>>>
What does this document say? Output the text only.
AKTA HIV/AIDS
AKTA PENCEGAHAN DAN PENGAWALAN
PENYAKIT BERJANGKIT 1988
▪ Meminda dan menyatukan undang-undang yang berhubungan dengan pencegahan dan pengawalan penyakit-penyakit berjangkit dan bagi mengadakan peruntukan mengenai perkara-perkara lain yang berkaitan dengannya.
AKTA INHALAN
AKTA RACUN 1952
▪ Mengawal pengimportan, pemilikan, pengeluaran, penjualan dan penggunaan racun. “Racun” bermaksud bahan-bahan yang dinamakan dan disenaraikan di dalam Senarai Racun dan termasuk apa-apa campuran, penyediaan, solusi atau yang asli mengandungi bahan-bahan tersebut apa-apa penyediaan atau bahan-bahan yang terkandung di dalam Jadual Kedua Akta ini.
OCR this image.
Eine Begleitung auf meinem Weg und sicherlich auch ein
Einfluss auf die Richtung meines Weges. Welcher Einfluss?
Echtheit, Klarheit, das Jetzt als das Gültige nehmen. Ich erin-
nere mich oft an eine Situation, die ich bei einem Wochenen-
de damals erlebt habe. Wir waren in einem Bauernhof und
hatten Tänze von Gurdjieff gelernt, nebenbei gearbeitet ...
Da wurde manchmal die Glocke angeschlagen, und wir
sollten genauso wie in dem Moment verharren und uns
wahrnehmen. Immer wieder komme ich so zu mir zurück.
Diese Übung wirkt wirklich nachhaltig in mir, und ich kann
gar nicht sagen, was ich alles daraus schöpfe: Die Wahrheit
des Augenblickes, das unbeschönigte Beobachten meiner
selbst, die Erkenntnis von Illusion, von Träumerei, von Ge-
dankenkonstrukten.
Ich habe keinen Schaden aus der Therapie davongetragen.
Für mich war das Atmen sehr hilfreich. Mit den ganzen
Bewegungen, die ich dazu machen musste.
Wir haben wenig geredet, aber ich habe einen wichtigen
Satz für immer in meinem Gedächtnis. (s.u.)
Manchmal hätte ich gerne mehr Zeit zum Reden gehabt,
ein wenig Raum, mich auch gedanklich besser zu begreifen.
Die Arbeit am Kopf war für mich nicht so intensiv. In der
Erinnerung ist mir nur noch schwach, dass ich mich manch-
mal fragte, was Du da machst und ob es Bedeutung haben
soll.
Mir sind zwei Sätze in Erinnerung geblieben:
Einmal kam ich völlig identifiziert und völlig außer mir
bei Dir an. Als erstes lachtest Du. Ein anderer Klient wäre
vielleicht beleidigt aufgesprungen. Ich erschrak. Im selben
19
<<<
* Problem details
Produce a verbatim transcription of the entries above.

* Answer to this exercise
What does this document say? Output the text only.
AKTA HIV/AIDS
AKTA PENCEGAHAN DAN PENGAWALAN
PENYAKIT BERJANGKIT 1988
▪ Meminda dan menyatukan undang-undang yang berhubungan dengan pencegahan dan pengawalan penyakit-penyakit berjangkit dan bagi mengadakan peruntukan mengenai perkara-perkara lain yang berkaitan dengannya.
AKTA INHALAN
AKTA RACUN 1952
▪ Mengawal pengimportan, pemilikan, pengeluaran, penjualan dan penggunaan racun. “Racun” bermaksud bahan-bahan yang dinamakan dan disenaraikan di dalam Senarai Racun dan termasuk apa-apa campuran, penyediaan, solusi atau yang asli mengandungi bahan-bahan tersebut apa-apa penyediaan atau bahan-bahan yang terkandung di dalam Jadual Kedua Akta ini.
OCR this image.
Eine Begleitung auf meinem Weg und sicherlich auch ein
Einfluss auf die Richtung meines Weges. Welcher Einfluss?
Echtheit, Klarheit, das Jetzt als das Gültige nehmen. Ich erin-
nere mich oft an eine Situation, die ich bei einem Wochenen-
de damals erlebt habe. Wir waren in einem Bauernhof und
hatten Tänze von Gurdjieff gelernt, nebenbei gearbeitet ...
Da wurde manchmal die Glocke angeschlagen, und wir
sollten genauso wie in dem Moment verharren und uns
wahrnehmen. Immer wieder komme ich so zu mir zurück.
Diese Übung wirkt wirklich nachhaltig in mir, und ich kann
gar nicht sagen, was ich alles daraus schöpfe: Die Wahrheit
des Augenblickes, das unbeschönigte Beobachten meiner
selbst, die Erkenntnis von Illusion, von Träumerei, von Ge-
dankenkonstrukten.
Ich habe keinen Schaden aus der Therapie davongetragen.
Für mich war das Atmen sehr hilfreich. Mit den ganzen
Bewegungen, die ich dazu machen musste.
Wir haben wenig geredet, aber ich habe einen wichtigen
Satz für immer in meinem Gedächtnis. (s.u.)
Manchmal hätte ich gerne mehr Zeit zum Reden gehabt,
ein wenig Raum, mich auch gedanklich besser zu begreifen.
Die Arbeit am Kopf war für mich nicht so intensiv. In der
Erinnerung ist mir nur noch schwach, dass ich mich manch-
mal fragte, was Du da machst und ob es Bedeutung haben
soll.
Mir sind zwei Sätze in Erinnerung geblieben:
Einmal kam ich völlig identifiziert und völlig außer mir
bei Dir an. Als erstes lachtest Du. Ein anderer Klient wäre
vielleicht beleidigt aufgesprungen. Ich erschrak. Im selben
19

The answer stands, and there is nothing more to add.